WRITTEN TASK
Count every line of the material that holds the string "content". Respond with the total only.

DATA SHOWN
##########

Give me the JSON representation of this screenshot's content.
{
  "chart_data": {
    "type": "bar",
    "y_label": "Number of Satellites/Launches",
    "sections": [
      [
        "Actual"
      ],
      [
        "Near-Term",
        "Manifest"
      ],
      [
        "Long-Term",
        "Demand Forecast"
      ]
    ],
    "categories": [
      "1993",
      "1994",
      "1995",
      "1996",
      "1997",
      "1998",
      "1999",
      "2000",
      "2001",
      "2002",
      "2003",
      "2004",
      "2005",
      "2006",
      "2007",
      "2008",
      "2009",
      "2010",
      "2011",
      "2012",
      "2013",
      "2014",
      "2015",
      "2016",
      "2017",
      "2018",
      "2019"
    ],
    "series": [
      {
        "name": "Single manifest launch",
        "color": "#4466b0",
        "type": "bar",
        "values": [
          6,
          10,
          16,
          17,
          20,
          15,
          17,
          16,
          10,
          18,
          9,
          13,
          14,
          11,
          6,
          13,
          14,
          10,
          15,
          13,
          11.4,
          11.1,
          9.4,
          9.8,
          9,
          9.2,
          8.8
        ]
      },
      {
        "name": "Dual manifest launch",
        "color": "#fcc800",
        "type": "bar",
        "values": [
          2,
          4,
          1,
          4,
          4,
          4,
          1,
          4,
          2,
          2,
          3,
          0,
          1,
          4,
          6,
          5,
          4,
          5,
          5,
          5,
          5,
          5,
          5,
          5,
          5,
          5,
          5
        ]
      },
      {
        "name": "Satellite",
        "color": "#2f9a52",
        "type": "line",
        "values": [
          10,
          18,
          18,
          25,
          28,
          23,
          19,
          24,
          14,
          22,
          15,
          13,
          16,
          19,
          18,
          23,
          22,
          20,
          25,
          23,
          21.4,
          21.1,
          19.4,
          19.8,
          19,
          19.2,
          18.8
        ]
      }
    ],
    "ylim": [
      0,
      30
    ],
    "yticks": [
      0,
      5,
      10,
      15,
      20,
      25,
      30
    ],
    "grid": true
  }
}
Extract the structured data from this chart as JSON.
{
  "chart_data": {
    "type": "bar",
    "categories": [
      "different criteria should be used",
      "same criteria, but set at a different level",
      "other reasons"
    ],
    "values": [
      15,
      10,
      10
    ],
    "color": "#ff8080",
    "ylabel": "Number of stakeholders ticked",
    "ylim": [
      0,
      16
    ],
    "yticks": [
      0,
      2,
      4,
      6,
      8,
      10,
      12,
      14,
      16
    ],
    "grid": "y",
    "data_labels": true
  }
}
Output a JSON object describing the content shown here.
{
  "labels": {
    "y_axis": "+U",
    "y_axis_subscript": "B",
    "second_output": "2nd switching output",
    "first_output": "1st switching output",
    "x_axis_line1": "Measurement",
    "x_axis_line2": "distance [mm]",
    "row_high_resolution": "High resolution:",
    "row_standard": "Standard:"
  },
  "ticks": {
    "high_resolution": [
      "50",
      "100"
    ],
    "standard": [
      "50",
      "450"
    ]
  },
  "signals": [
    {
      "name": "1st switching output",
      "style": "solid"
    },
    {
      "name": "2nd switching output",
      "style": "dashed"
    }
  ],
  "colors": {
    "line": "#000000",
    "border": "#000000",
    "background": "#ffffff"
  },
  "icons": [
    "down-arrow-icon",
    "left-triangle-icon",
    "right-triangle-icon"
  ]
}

##########

TASK OUTPUT
2